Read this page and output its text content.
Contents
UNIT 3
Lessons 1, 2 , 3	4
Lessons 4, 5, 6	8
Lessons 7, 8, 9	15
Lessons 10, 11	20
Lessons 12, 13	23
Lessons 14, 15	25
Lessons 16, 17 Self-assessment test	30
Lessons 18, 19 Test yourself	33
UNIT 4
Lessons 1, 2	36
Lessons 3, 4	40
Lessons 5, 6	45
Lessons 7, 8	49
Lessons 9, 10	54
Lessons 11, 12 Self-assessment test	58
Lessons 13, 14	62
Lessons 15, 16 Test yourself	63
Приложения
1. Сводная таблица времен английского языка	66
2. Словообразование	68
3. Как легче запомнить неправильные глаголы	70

________________

▶ Exercise goal
Make a copy of each line that contains the string "yourself".

▶ Answer to the task
Lessons 18, 19 Test yourself	33
Lessons 15, 16 Test yourself	63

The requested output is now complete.